Restate the data word for word and leave the images out.
>> Begin DATASET EXTRACT
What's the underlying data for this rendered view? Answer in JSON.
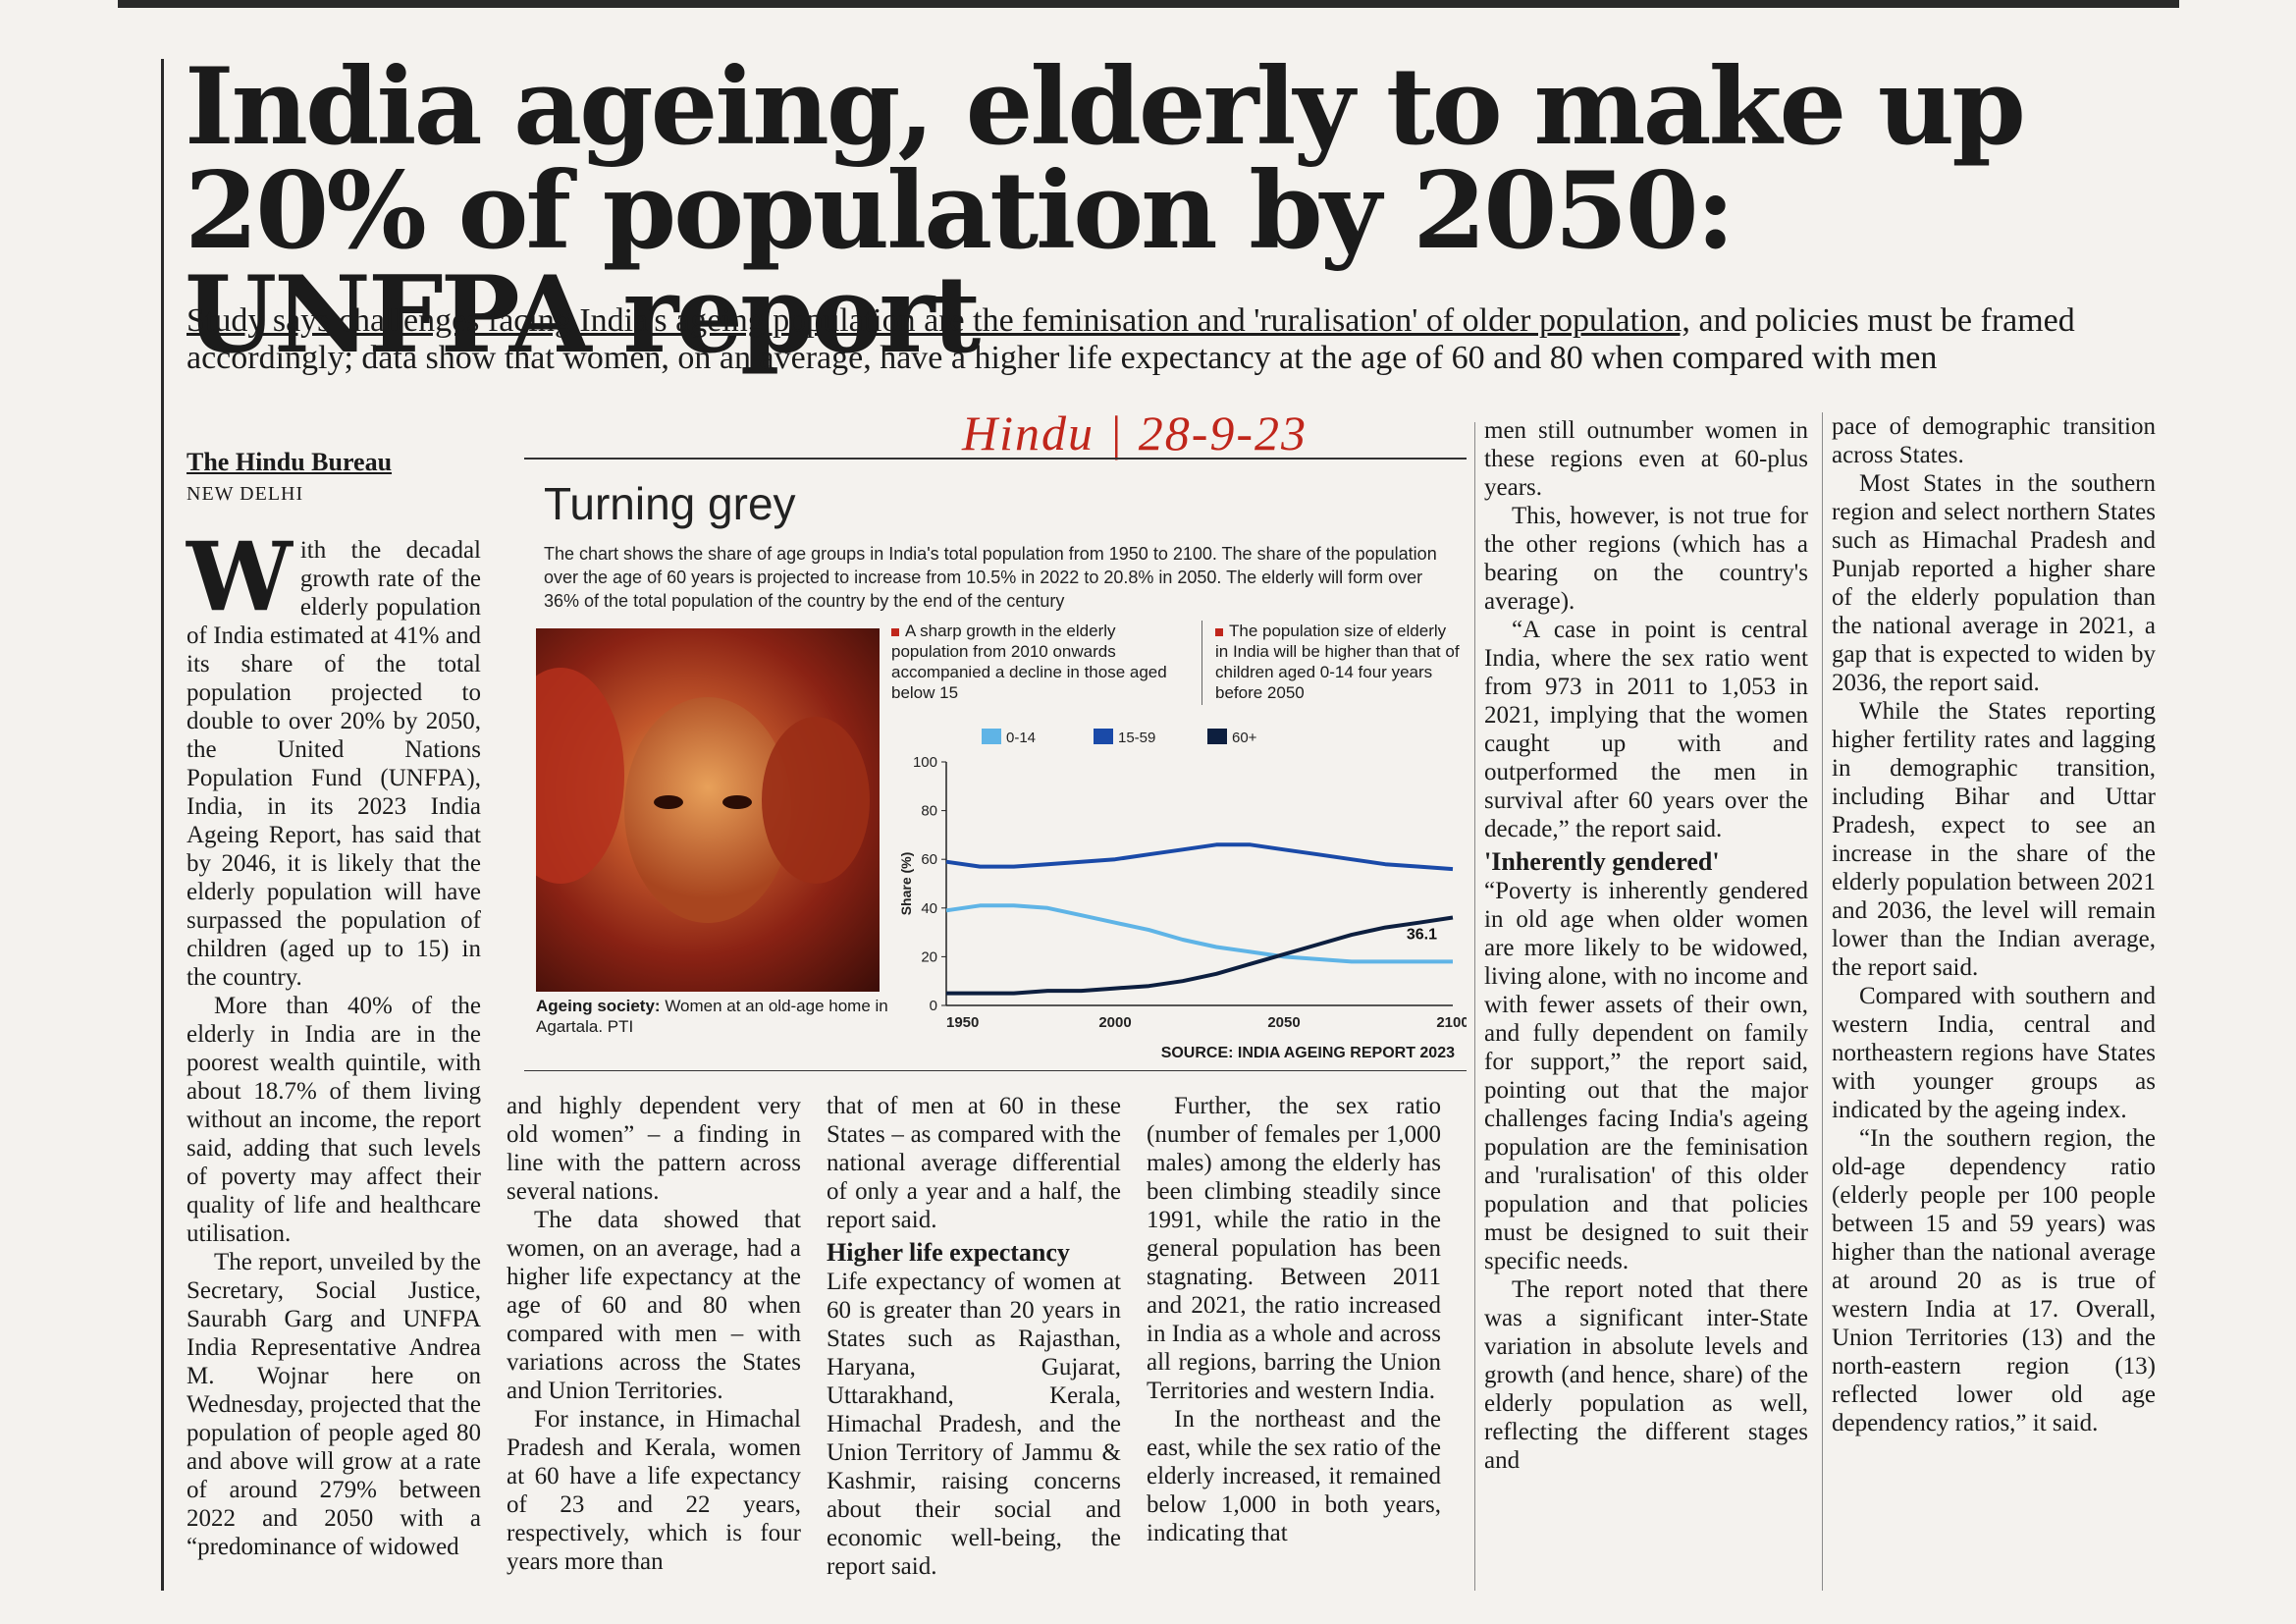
{
  "headline": "India ageing, elderly to make up 20% of population by 2050: UNFPA report",
  "subhead": {
    "underlined": "Study says challenges facing India's ageing population are the feminisation and 'ruralisation' of older population,",
    "rest": " and policies must be framed accordingly; data show that women, on an average, have a higher life expectancy at the age of 60 and 80 when compared with men"
  },
  "handwritten_note": "Hindu | 28-9-23",
  "byline": {
    "bureau": "The Hindu Bureau",
    "place": "NEW DELHI"
  },
  "graphic": {
    "title": "Turning grey",
    "description": "The chart shows the share of age groups in India's total population from 1950 to 2100. The share of the population over the age of 60 years is projected to increase from 10.5% in 2022 to 20.8% in 2050. The elderly will form over 36% of the total population of the country by the end of the century",
    "note_1": "A sharp growth in the elderly population from 2010 onwards accompanied a decline in those aged below 15",
    "note_2": "The population size of elderly in India will be higher than that of children aged 0-14 four years before 2050",
    "photo_caption_label": "Ageing society:",
    "photo_caption_text": " Women at an old-age home in Agartala. PTI",
    "source": "SOURCE: INDIA AGEING REPORT 2023"
  },
  "chart_data": {
    "type": "line",
    "title": "",
    "xlabel": "",
    "ylabel": "Share (%)",
    "xlim": [
      1950,
      2100
    ],
    "ylim": [
      0,
      100
    ],
    "yticks": [
      0,
      20,
      40,
      60,
      80,
      100
    ],
    "xticks": [
      1950,
      2000,
      2050,
      2100
    ],
    "legend": "top",
    "annotation": "36.1",
    "series": [
      {
        "name": "0-14",
        "color": "#5fb4e6",
        "x": [
          1950,
          1960,
          1970,
          1980,
          1990,
          2000,
          2010,
          2020,
          2030,
          2040,
          2050,
          2060,
          2070,
          2080,
          2090,
          2100
        ],
        "y": [
          39,
          41,
          41,
          40,
          37,
          34,
          31,
          27,
          24,
          22,
          20,
          19,
          18,
          18,
          18,
          18
        ]
      },
      {
        "name": "15-59",
        "color": "#1a4aa8",
        "x": [
          1950,
          1960,
          1970,
          1980,
          1990,
          2000,
          2010,
          2020,
          2030,
          2040,
          2050,
          2060,
          2070,
          2080,
          2090,
          2100
        ],
        "y": [
          59,
          57,
          57,
          58,
          59,
          60,
          62,
          64,
          66,
          66,
          64,
          62,
          60,
          58,
          57,
          56
        ]
      },
      {
        "name": "60+",
        "color": "#0d1f3f",
        "x": [
          1950,
          1960,
          1970,
          1980,
          1990,
          2000,
          2010,
          2020,
          2030,
          2040,
          2050,
          2060,
          2070,
          2080,
          2090,
          2100
        ],
        "y": [
          5,
          5,
          5,
          6,
          6,
          7,
          8,
          10,
          13,
          17,
          21,
          25,
          29,
          32,
          34,
          36.1
        ]
      }
    ]
  },
  "body": {
    "col1": {
      "dropcap": "W",
      "p1": "ith the decadal growth rate of the elderly population of India estimated at 41% and its share of the total population projected to double to over 20% by 2050, the United Nations Population Fund (UNFPA), India, in its 2023 India Ageing Report, has said that by 2046, it is likely that the elderly population will have surpassed the population of children (aged up to 15) in the country.",
      "p2": "More than 40% of the elderly in India are in the poorest wealth quintile, with about 18.7% of them living without an income, the report said, adding that such levels of poverty may affect their quality of life and healthcare utilisation.",
      "p3": "The report, unveiled by the Secretary, Social Justice, Saurabh Garg and UNFPA India Representative Andrea M. Wojnar here on Wednesday, projected that the population of people aged 80 and above will grow at a rate of around 279% between 2022 and 2050 with a “predominance of widowed"
    },
    "col2": {
      "p1": "and highly dependent very old women” – a finding in line with the pattern across several nations.",
      "p2": "The data showed that women, on an average, had a higher life expectancy at the age of 60 and 80 when compared with men – with variations across the States and Union Territories.",
      "p3": "For instance, in Himachal Pradesh and Kerala, women at 60 have a life expectancy of 23 and 22 years, respectively, which is four years more than"
    },
    "col3": {
      "p1": "that of men at 60 in these States – as compared with the national average differential of only a year and a half, the report said.",
      "h1": "Higher life expectancy",
      "p2": "Life expectancy of women at 60 is greater than 20 years in States such as Rajasthan, Haryana, Gujarat, Uttarakhand, Kerala, Himachal Pradesh, and the Union Territory of Jammu & Kashmir, raising concerns about their social and economic well-being, the report said."
    },
    "col4": {
      "p1": "Further, the sex ratio (number of females per 1,000 males) among the elderly has been climbing steadily since 1991, while the ratio in the general population has been stagnating. Between 2011 and 2021, the ratio increased in India as a whole and across all regions, barring the Union Territories and western India.",
      "p2": "In the northeast and the east, while the sex ratio of the elderly increased, it remained below 1,000 in both years, indicating that"
    },
    "col5": {
      "p1": "men still outnumber women in these regions even at 60-plus years.",
      "p2": "This, however, is not true for the other regions (which has a bearing on the country's average).",
      "p3": "“A case in point is central India, where the sex ratio went from 973 in 2011 to 1,053 in 2021, implying that the women caught up with and outperformed the men in survival after 60 years over the decade,” the report said.",
      "h1": "'Inherently gendered'",
      "p4": "“Poverty is inherently gendered in old age when older women are more likely to be widowed, living alone, with no income and with fewer assets of their own, and fully dependent on family for support,” the report said, pointing out that the major challenges facing India's ageing population are the feminisation and 'ruralisation' of this older population and that policies must be designed to suit their specific needs.",
      "p5": "The report noted that there was a significant inter-State variation in absolute levels and growth (and hence, share) of the elderly population as well, reflecting the different stages and"
    },
    "col6": {
      "p1": "pace of demographic transition across States.",
      "p2": "Most States in the southern region and select northern States such as Himachal Pradesh and Punjab reported a higher share of the elderly population than the national average in 2021, a gap that is expected to widen by 2036, the report said.",
      "p3": "While the States reporting higher fertility rates and lagging in demographic transition, including Bihar and Uttar Pradesh, expect to see an increase in the share of the elderly population between 2021 and 2036, the level will remain lower than the Indian average, the report said.",
      "p4": "Compared with southern and western India, central and northeastern regions have States with younger groups as indicated by the ageing index.",
      "p5": "“In the southern region, the old-age dependency ratio (elderly people per 100 people between 15 and 59 years) was higher than the national average at around 20 as is true of western India at 17. Overall, Union Territories (13) and the north-eastern region (13) reflected lower old age dependency ratios,” it said."
    }
  }
}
>> End DATASET EXTRACT
ANSWER TO THE TASK
What's the underlying data for this rendered view? Answer in JSON.
{
  "headline": "India ageing, elderly to make up 20% of population by 2050: UNFPA report",
  "subhead": {
    "underlined": "Study says challenges facing India's ageing population are the feminisation and 'ruralisation' of older population,",
    "rest": " and policies must be framed accordingly; data show that women, on an average, have a higher life expectancy at the age of 60 and 80 when compared with men"
  },
  "handwritten_note": "Hindu | 28-9-23",
  "byline": {
    "bureau": "The Hindu Bureau",
    "place": "NEW DELHI"
  },
  "graphic": {
    "title": "Turning grey",
    "description": "The chart shows the share of age groups in India's total population from 1950 to 2100. The share of the population over the age of 60 years is projected to increase from 10.5% in 2022 to 20.8% in 2050. The elderly will form over 36% of the total population of the country by the end of the century",
    "note_1": "A sharp growth in the elderly population from 2010 onwards accompanied a decline in those aged below 15",
    "note_2": "The population size of elderly in India will be higher than that of children aged 0-14 four years before 2050",
    "photo_caption_label": "Ageing society:",
    "photo_caption_text": " Women at an old-age home in Agartala. PTI",
    "source": "SOURCE: INDIA AGEING REPORT 2023"
  },
  "chart_data": {
    "type": "line",
    "title": "",
    "xlabel": "",
    "ylabel": "Share (%)",
    "xlim": [
      1950,
      2100
    ],
    "ylim": [
      0,
      100
    ],
    "yticks": [
      0,
      20,
      40,
      60,
      80,
      100
    ],
    "xticks": [
      1950,
      2000,
      2050,
      2100
    ],
    "legend": "top",
    "annotation": "36.1",
    "series": [
      {
        "name": "0-14",
        "color": "#5fb4e6",
        "x": [
          1950,
          1960,
          1970,
          1980,
          1990,
          2000,
          2010,
          2020,
          2030,
          2040,
          2050,
          2060,
          2070,
          2080,
          2090,
          2100
        ],
        "y": [
          39,
          41,
          41,
          40,
          37,
          34,
          31,
          27,
          24,
          22,
          20,
          19,
          18,
          18,
          18,
          18
        ]
      },
      {
        "name": "15-59",
        "color": "#1a4aa8",
        "x": [
          1950,
          1960,
          1970,
          1980,
          1990,
          2000,
          2010,
          2020,
          2030,
          2040,
          2050,
          2060,
          2070,
          2080,
          2090,
          2100
        ],
        "y": [
          59,
          57,
          57,
          58,
          59,
          60,
          62,
          64,
          66,
          66,
          64,
          62,
          60,
          58,
          57,
          56
        ]
      },
      {
        "name": "60+",
        "color": "#0d1f3f",
        "x": [
          1950,
          1960,
          1970,
          1980,
          1990,
          2000,
          2010,
          2020,
          2030,
          2040,
          2050,
          2060,
          2070,
          2080,
          2090,
          2100
        ],
        "y": [
          5,
          5,
          5,
          6,
          6,
          7,
          8,
          10,
          13,
          17,
          21,
          25,
          29,
          32,
          34,
          36.1
        ]
      }
    ]
  },
  "body": {
    "col1": {
      "dropcap": "W",
      "p1": "ith the decadal growth rate of the elderly population of India estimated at 41% and its share of the total population projected to double to over 20% by 2050, the United Nations Population Fund (UNFPA), India, in its 2023 India Ageing Report, has said that by 2046, it is likely that the elderly population will have surpassed the population of children (aged up to 15) in the country.",
      "p2": "More than 40% of the elderly in India are in the poorest wealth quintile, with about 18.7% of them living without an income, the report said, adding that such levels of poverty may affect their quality of life and healthcare utilisation.",
      "p3": "The report, unveiled by the Secretary, Social Justice, Saurabh Garg and UNFPA India Representative Andrea M. Wojnar here on Wednesday, projected that the population of people aged 80 and above will grow at a rate of around 279% between 2022 and 2050 with a “predominance of widowed"
    },
    "col2": {
      "p1": "and highly dependent very old women” – a finding in line with the pattern across several nations.",
      "p2": "The data showed that women, on an average, had a higher life expectancy at the age of 60 and 80 when compared with men – with variations across the States and Union Territories.",
      "p3": "For instance, in Himachal Pradesh and Kerala, women at 60 have a life expectancy of 23 and 22 years, respectively, which is four years more than"
    },
    "col3": {
      "p1": "that of men at 60 in these States – as compared with the national average differential of only a year and a half, the report said.",
      "h1": "Higher life expectancy",
      "p2": "Life expectancy of women at 60 is greater than 20 years in States such as Rajasthan, Haryana, Gujarat, Uttarakhand, Kerala, Himachal Pradesh, and the Union Territory of Jammu & Kashmir, raising concerns about their social and economic well-being, the report said."
    },
    "col4": {
      "p1": "Further, the sex ratio (number of females per 1,000 males) among the elderly has been climbing steadily since 1991, while the ratio in the general population has been stagnating. Between 2011 and 2021, the ratio increased in India as a whole and across all regions, barring the Union Territories and western India.",
      "p2": "In the northeast and the east, while the sex ratio of the elderly increased, it remained below 1,000 in both years, indicating that"
    },
    "col5": {
      "p1": "men still outnumber women in these regions even at 60-plus years.",
      "p2": "This, however, is not true for the other regions (which has a bearing on the country's average).",
      "p3": "“A case in point is central India, where the sex ratio went from 973 in 2011 to 1,053 in 2021, implying that the women caught up with and outperformed the men in survival after 60 years over the decade,” the report said.",
      "h1": "'Inherently gendered'",
      "p4": "“Poverty is inherently gendered in old age when older women are more likely to be widowed, living alone, with no income and with fewer assets of their own, and fully dependent on family for support,” the report said, pointing out that the major challenges facing India's ageing population are the feminisation and 'ruralisation' of this older population and that policies must be designed to suit their specific needs.",
      "p5": "The report noted that there was a significant inter-State variation in absolute levels and growth (and hence, share) of the elderly population as well, reflecting the different stages and"
    },
    "col6": {
      "p1": "pace of demographic transition across States.",
      "p2": "Most States in the southern region and select northern States such as Himachal Pradesh and Punjab reported a higher share of the elderly population than the national average in 2021, a gap that is expected to widen by 2036, the report said.",
      "p3": "While the States reporting higher fertility rates and lagging in demographic transition, including Bihar and Uttar Pradesh, expect to see an increase in the share of the elderly population between 2021 and 2036, the level will remain lower than the Indian average, the report said.",
      "p4": "Compared with southern and western India, central and northeastern regions have States with younger groups as indicated by the ageing index.",
      "p5": "“In the southern region, the old-age dependency ratio (elderly people per 100 people between 15 and 59 years) was higher than the national average at around 20 as is true of western India at 17. Overall, Union Territories (13) and the north-eastern region (13) reflected lower old age dependency ratios,” it said."
    }
  }
}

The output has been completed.